═════ TRECHO DO DOCUMENTO ═════
A confidencialidade é essencial nas relações interpessoais. Os temas tratados em particular, ainda que os interlocutores sejam pessoas públicas, exigem resguardo e mútuo respeito.
Revelar, ainda que a órgãos de Estado, conversa particular, sem autorização dos emitentes das opiniões, fere os mínimos princípios éticos da boa convivência.
Um diplomata deve informar seu país a respeito de temas relevantes, mas não pode se ater a pequenas fofocas próprias de um bar em pleno sábado pela madrugada.
A revelação dos informes recebidos pelo Departamento de Estado dos Estados Unidos, de todas as partes do mundo, demonstra uma inusitada vontade de praticar bisbilhotice.
Pouco importa saber sobre os traços psicológicos de um governante. É necessário saber suas intenções sobre o futuro das relações entre dois Estados independentes, um deles os Estados Unidos, no caso.
Estas divagações surgem com a leitura das informações reveladas pelo blog Wikileaks. Mais de duzentas e cinqüenta mil registros formulados pela diplomacia americana foram desvendados.
O episódio possui inúmeras facetas. Leva a desconfiança a qualquer contato com autoridade dos Estados Unidos. A boa e sadia relação entre estados nacionais se rompe. Não há espaço para confiança, tão salutar nas relações humanas, quando a bisbilhotice está presente.
Poderá parecer ingênua esta afirmação, principalmente quando se conhece traços da história da diplomacia. Esta sempre foi envolvida por espiões - mulheres e homens - que buscavam saber as entranhas dos países.
Normal no decorrer dos séculos XIX e parte do século XX. Faltam comunicações e regimes autoritários - como o nazismo e o comunismo - impediam a livre circulação de notícias.
Hoje, com a liberdade dos meios de comunicação existente nos principais países torna-se desnecessária a bisbilhotice. Tudo se sabe e tudo é escancarado. Basta assinar jornais espalhados por toda a parte.
O episódio gerado pelo jornalista australiano Julian Assange, que contou, em sua elaboração, com a contribuição do soldado Bradley Maning, revela a fragilidade dos sistemas de informação dos Estados Unidos.
É frágil a estrutura de poder dos americanos. Nela qualquer pessoa pode penetrar e ingressar nos assuntos de Estado. Sabe-se agora com nitidez como são vistos os governantes estrangeiros pelo sistema norte-americano.
O australiano Assange produziu um estrago irremediável - a curto prazo - na diplomacia dos Estados Unidos. Receber um diplomata americano, a partir de agora, será exercício de obsequioso silêncio.
A par desta constatação, recolhe-se no acontecimento outra conseqüência. A força e o imediatismo da internet. Este instrumento não permite qualquer cerceamento na divulgação das notícias.
═════ DADOS DA TAREFA ═════
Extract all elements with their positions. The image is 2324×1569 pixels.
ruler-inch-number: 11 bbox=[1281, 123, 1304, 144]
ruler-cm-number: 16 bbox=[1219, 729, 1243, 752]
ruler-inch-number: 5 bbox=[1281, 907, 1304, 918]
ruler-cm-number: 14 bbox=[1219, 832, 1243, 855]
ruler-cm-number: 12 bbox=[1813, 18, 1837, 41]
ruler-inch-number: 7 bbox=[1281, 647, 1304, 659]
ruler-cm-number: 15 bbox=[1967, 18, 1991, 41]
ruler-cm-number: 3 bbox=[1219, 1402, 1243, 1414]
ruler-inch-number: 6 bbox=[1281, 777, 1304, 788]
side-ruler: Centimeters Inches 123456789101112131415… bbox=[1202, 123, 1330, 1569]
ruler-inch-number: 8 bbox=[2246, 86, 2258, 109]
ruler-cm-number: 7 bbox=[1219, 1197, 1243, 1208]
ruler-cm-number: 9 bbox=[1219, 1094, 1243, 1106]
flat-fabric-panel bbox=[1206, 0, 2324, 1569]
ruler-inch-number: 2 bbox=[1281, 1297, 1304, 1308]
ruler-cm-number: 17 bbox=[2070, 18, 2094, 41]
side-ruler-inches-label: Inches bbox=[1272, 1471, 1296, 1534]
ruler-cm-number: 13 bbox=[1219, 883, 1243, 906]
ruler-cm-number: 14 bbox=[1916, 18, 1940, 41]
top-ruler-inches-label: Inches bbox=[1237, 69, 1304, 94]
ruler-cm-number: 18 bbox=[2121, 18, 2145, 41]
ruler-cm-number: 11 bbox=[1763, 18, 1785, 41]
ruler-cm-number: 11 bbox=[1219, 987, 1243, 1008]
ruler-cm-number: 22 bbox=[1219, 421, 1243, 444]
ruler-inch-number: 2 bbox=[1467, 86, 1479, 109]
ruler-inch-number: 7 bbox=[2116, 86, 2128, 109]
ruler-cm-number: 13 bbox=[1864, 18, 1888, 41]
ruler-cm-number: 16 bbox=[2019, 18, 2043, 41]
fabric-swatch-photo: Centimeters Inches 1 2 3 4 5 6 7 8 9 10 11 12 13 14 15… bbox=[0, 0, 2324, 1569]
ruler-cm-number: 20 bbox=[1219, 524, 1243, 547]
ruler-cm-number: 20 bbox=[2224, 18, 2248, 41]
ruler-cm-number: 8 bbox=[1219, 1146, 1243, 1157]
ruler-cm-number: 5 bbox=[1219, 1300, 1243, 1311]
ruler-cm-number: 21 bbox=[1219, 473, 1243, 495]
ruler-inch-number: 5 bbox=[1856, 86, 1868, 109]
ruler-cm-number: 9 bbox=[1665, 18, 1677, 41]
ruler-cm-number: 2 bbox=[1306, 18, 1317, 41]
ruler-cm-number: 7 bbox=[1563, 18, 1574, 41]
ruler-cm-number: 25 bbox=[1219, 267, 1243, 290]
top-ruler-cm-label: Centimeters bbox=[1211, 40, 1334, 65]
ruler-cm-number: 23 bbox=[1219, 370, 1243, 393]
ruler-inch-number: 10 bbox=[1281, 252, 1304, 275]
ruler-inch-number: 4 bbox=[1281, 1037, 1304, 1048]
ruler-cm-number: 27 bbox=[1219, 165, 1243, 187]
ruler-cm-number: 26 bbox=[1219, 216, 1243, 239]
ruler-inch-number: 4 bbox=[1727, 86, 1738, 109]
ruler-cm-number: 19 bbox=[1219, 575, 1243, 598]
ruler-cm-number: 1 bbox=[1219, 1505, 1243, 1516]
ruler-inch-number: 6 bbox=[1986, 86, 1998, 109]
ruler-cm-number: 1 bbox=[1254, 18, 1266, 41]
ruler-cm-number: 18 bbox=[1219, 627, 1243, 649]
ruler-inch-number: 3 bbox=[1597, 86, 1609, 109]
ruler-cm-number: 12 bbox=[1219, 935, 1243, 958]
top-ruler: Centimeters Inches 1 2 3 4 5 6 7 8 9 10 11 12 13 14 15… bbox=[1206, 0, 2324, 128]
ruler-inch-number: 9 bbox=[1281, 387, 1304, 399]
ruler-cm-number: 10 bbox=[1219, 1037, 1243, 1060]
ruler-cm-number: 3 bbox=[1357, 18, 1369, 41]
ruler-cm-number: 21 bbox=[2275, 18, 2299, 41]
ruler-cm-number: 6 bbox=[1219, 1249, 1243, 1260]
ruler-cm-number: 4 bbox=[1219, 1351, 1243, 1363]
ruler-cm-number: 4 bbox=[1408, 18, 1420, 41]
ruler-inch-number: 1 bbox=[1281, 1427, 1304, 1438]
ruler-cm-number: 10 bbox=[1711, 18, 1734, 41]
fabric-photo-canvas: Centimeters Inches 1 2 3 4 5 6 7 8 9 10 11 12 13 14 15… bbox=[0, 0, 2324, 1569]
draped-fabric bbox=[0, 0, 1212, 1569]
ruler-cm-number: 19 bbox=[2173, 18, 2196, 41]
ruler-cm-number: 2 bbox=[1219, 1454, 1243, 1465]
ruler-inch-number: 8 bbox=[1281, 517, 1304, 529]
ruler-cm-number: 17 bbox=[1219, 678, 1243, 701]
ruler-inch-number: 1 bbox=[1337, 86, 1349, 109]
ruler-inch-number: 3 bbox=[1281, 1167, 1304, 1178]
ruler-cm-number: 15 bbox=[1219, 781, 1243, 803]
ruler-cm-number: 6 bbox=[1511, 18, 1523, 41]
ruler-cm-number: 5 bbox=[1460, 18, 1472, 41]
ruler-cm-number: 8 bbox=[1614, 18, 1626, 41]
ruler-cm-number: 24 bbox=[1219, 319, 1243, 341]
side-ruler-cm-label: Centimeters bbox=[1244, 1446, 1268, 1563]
═════
AÇÕES NECESSÁRIAS
1) Copie fielmente as linhas dos registros, começando no início dos registros e terminando na linha que contém "ruler-inch-number: 7 bbox=[1281, 647, 1304, 659]", ambas incluídas.
2) Dê continuidade ao texto sobre a divulgação de documentos diplomáticos pelo Wikileaks, a partir de sua última frase.

RESPOSTAS AOS PROBLEMAS
1)
Extract all elements with their positions. The image is 2324×1569 pixels.
ruler-inch-number: 11 bbox=[1281, 123, 1304, 144]
ruler-cm-number: 16 bbox=[1219, 729, 1243, 752]
ruler-inch-number: 5 bbox=[1281, 907, 1304, 918]
ruler-cm-number: 14 bbox=[1219, 832, 1243, 855]
ruler-cm-number: 12 bbox=[1813, 18, 1837, 41]
ruler-inch-number: 7 bbox=[1281, 647, 1304, 659]

2)
A notícia elaborada lança-se imediatamente por toda a parte. Não há bloqueios possíveis antes da divulgação da notícia, ainda porque a elaboração e emissão cabem - muitas vezes - a uma só pessoa.
A internet veio para ficar. Ela não substituirá a média impressa por inteiro, mas certamente a cada dia terá maior presença na sociedade. Esta conclusão é fácil de ser constada.
Uma matéria na internet produz centenas ou milhares de referências dos internautas. Apareceu na internet verifica-se imediata repercussão. Enquanto isto, nos jornais clássicos as cartas dos leitores contam-se às dezenas, na melhor das hipóteses.
Isto quer dizer que a internet é um instrumento democrático eficiente e único? É verdade. Mas, como nada é perfeito, a internet conta com um anonimato que fragiliza os posicionamentos.
O internauta pode se manter anônima. Este fato leva a posicionamentos agressivos e, por vezes, ofensivos. O pensamento - para ser legítimo - precisa contar com autoria expressa.
A Roupa Nova do Rei, ou melhor, The Emperor's New Clothes
É uma ingenuidade sem tamanho achar que a diplomacia estadunidense respeita os "bons costumes" da diplomacia internacional informando seu país APENAS a respeito de temas relevantes.
Que os EUA bisbilhotam os outros sempre se soube. Ou alguém aí acha que a internet, seus emails, perfis em Facebook, Orkut e similares são sigilosos ? Você que usa gmail, yahoo mail, hotmail ou qualquer outro pense : qual é o mais seguro e sigiloso ?
Não perca seu tempo achando que suas opiniões são anônimas e seguras. O pentágono e o Departamento de Estado dos EUA possuem máquinas que vasculham a internet comandadas por algoritmos. Mas não se iluda, outros países também o fazem. Não vamos novamente bancar os ingênuos e achar que a China, a Inglaterra, a Rússia ficam parados feito poste.
Este episódio do Wikileaks será de grande validade para a humanidade se ajudar a diminuir essa monumental hipocrisia das relações entre países que não mudou muito dos últimos 5.000 anos; ou seja, uns querendo dominar/controlar, outros. Foi assim no Império Romano - que não tinha internet - e é assim hoje.
Até parece que todos são amigos. Não, ninguém é amigo de ninguém. Não existem relações sadias entre países. Existem relações doentes, relações de domínio, relações de império.
E essa história de que somos todos iguais é pura ilusão. Como 2 países podem ser iguais se um tem 10.000 ogivas nucleares e o outro não tem nenhuma ?
O Wikileaks presta um grande serviço ao colocar às claras a hipocrisia, não apenas a dos EUA nas suas relações imperiais que todos já conhecemos, mas a dos outros países que fingiam não ver para parecerem inteligentes tal como no conto de Hans Christian Andersen.
Julian Assange é o menino que grita : O Rei está nú !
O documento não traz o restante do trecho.